# start of INPUT RECORDS

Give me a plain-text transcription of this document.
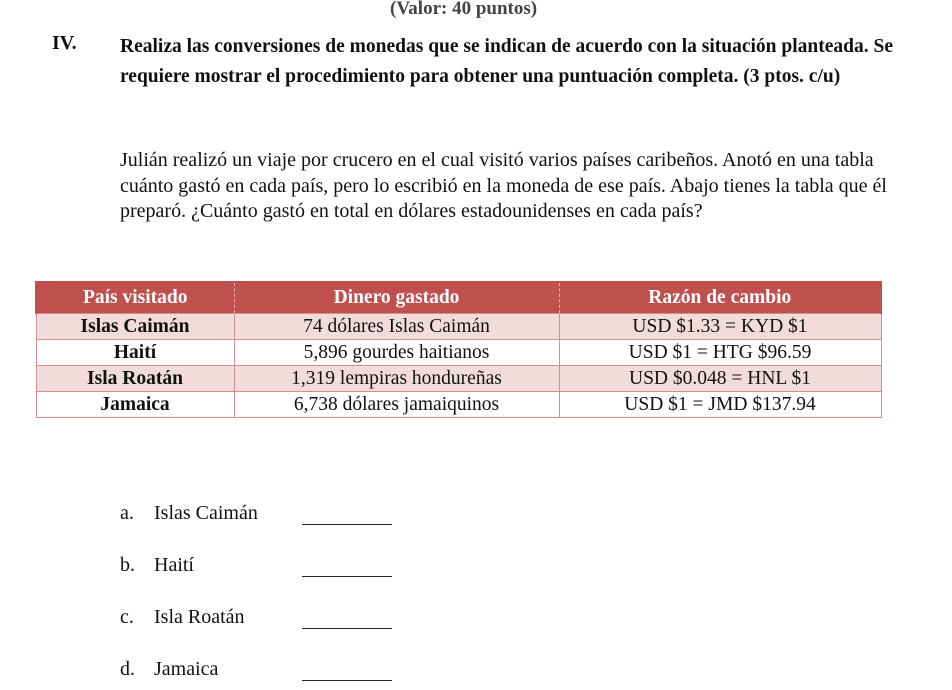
(Valor: 40 puntos)
IV. Realiza las conversiones de monedas que se indican de acuerdo con la situación planteada. Se requiere mostrar el procedimiento para obtener una puntuación completa. (3 ptos. c/u)

Julián realizó un viaje por crucero en el cual visitó varios países caribeños. Anotó en una tabla cuánto gastó en cada país, pero lo escribió en la moneda de ese país. Abajo tienes la tabla que él preparó. ¿Cuánto gastó en total en dólares estadounidenses en cada país?

País visitado	Dinero gastado	Razón de cambio
Islas Caimán	74 dólares Islas Caimán	USD $1.33 = KYD $1
Haití	5,896 gourdes haitianos	USD $1 = HTG $96.59
Isla Roatán	1,319 lempiras hondureñas	USD $0.048 = HNL $1
Jamaica	6,738 dólares jamaiquinos	USD $1 = JMD $137.94
a. Islas Caimán
b. Haití
c. Isla Roatán
d. Jamaica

# end of INPUT RECORDS

PROBLEM TO SOLVE — Leave out the pictures and reproduce the rest of the listing exactly.

FINAL RESULT —
Give me a plain-text transcription of this document.
(Valor: 40 puntos)
IV. Realiza las conversiones de monedas que se indican de acuerdo con la situación planteada. Se requiere mostrar el procedimiento para obtener una puntuación completa. (3 ptos. c/u)

Julián realizó un viaje por crucero en el cual visitó varios países caribeños. Anotó en una tabla cuánto gastó en cada país, pero lo escribió en la moneda de ese país. Abajo tienes la tabla que él preparó. ¿Cuánto gastó en total en dólares estadounidenses en cada país?

País visitado	Dinero gastado	Razón de cambio
Islas Caimán	74 dólares Islas Caimán	USD $1.33 = KYD $1
Haití	5,896 gourdes haitianos	USD $1 = HTG $96.59
Isla Roatán	1,319 lempiras hondureñas	USD $0.048 = HNL $1
Jamaica	6,738 dólares jamaiquinos	USD $1 = JMD $137.94
a. Islas Caimán
b. Haití
c. Isla Roatán
d. Jamaica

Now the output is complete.